[WHAT TO PRODUCE]
Without the pictures, copy all the entries below exactly.

[WORKING DATA]
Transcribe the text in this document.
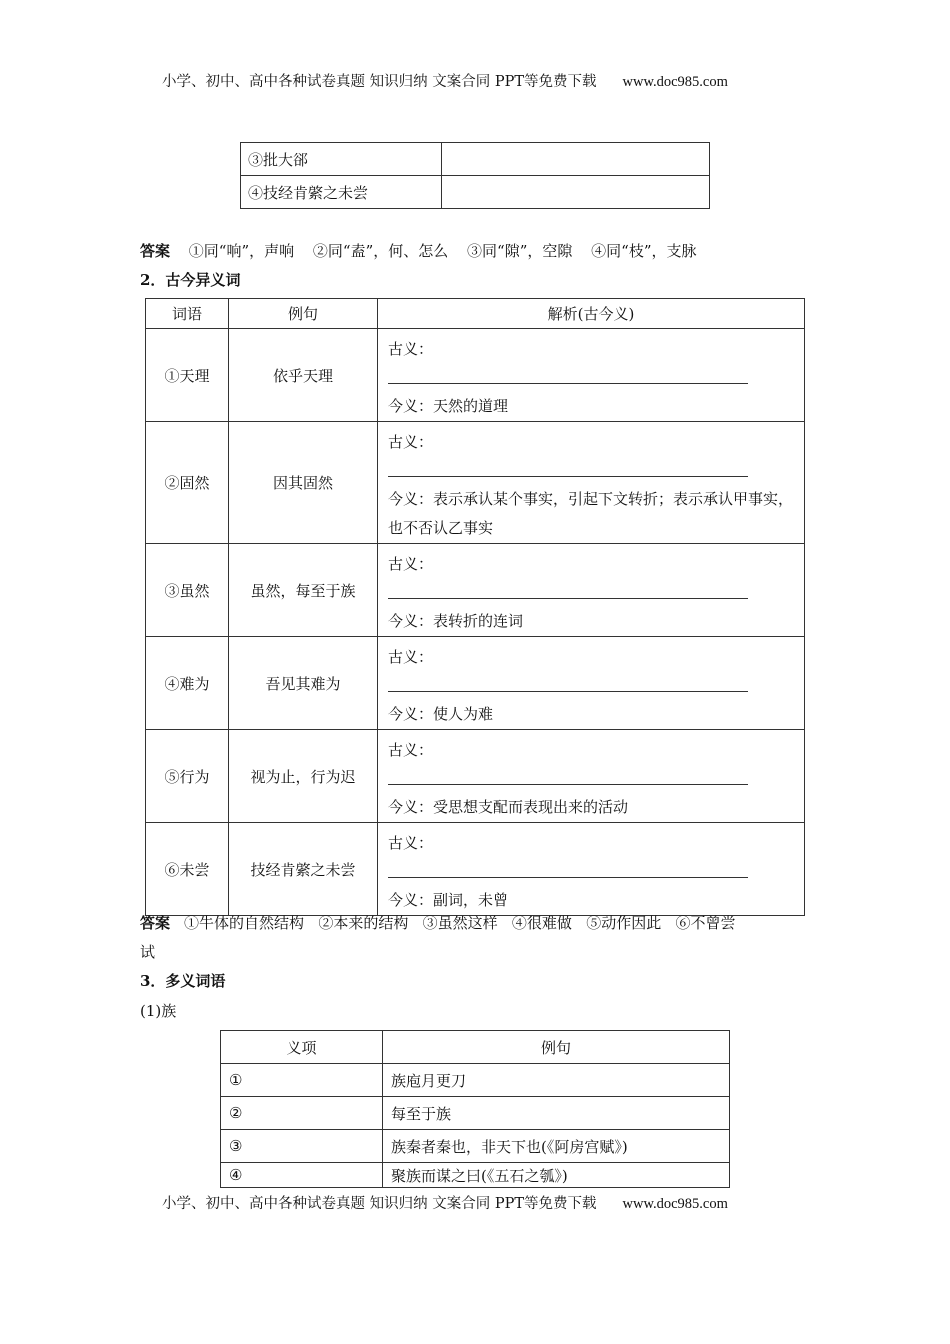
小学、初中、高中各种试卷真题 知识归纳 文案合同 PPT等免费下载 www.doc985.com
③批大郤	
④技经肯綮之未尝	
答案 ①同“响”，声响 ②同“盍”，何、怎么 ③同“隙”，空隙 ④同“枝”，支脉
2．古今异义词
词语	例句	解析(古今义)
①天理	依乎天理	古义：
今义：天然的道理

②固然	因其固然	古义：
今义：表示承认某个事实，引起下文转折；表示承认甲事实，也不否认乙事实

③虽然	虽然，每至于族	古义：
今义：表转折的连词

④难为	吾见其难为	古义：
今义：使人为难

⑤行为	视为止，行为迟	古义：
今义：受思想支配而表现出来的活动

⑥未尝	技经肯綮之未尝	古义：
今义：副词，未曾
答案 ①牛体的自然结构   ②本来的结构   ③虽然这样   ④很难做   ⑤动作因此   ⑥不曾尝
试
3．多义词语
(1)族
义项	例句
①	族庖月更刀
②	每至于族
③	族秦者秦也，非天下也(《阿房宫赋》)
④	聚族而谋之曰(《五石之瓠》)
小学、初中、高中各种试卷真题 知识归纳 文案合同 PPT等免费下载 www.doc985.com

[COMPLETE RESPONSE]
Transcribe the text in this document.
小学、初中、高中各种试卷真题 知识归纳 文案合同 PPT等免费下载 www.doc985.com
③批大郤	
④技经肯綮之未尝	
答案 ①同“响”，声响 ②同“盍”，何、怎么 ③同“隙”，空隙 ④同“枝”，支脉
2．古今异义词
词语	例句	解析(古今义)
①天理	依乎天理	古义：
今义：天然的道理

②固然	因其固然	古义：
今义：表示承认某个事实，引起下文转折；表示承认甲事实，也不否认乙事实

③虽然	虽然，每至于族	古义：
今义：表转折的连词

④难为	吾见其难为	古义：
今义：使人为难

⑤行为	视为止，行为迟	古义：
今义：受思想支配而表现出来的活动

⑥未尝	技经肯綮之未尝	古义：
今义：副词，未曾
答案 ①牛体的自然结构   ②本来的结构   ③虽然这样   ④很难做   ⑤动作因此   ⑥不曾尝
试
3．多义词语
(1)族
义项	例句
①	族庖月更刀
②	每至于族
③	族秦者秦也，非天下也(《阿房宫赋》)
④	聚族而谋之曰(《五石之瓠》)
小学、初中、高中各种试卷真题 知识归纳 文案合同 PPT等免费下载 www.doc985.com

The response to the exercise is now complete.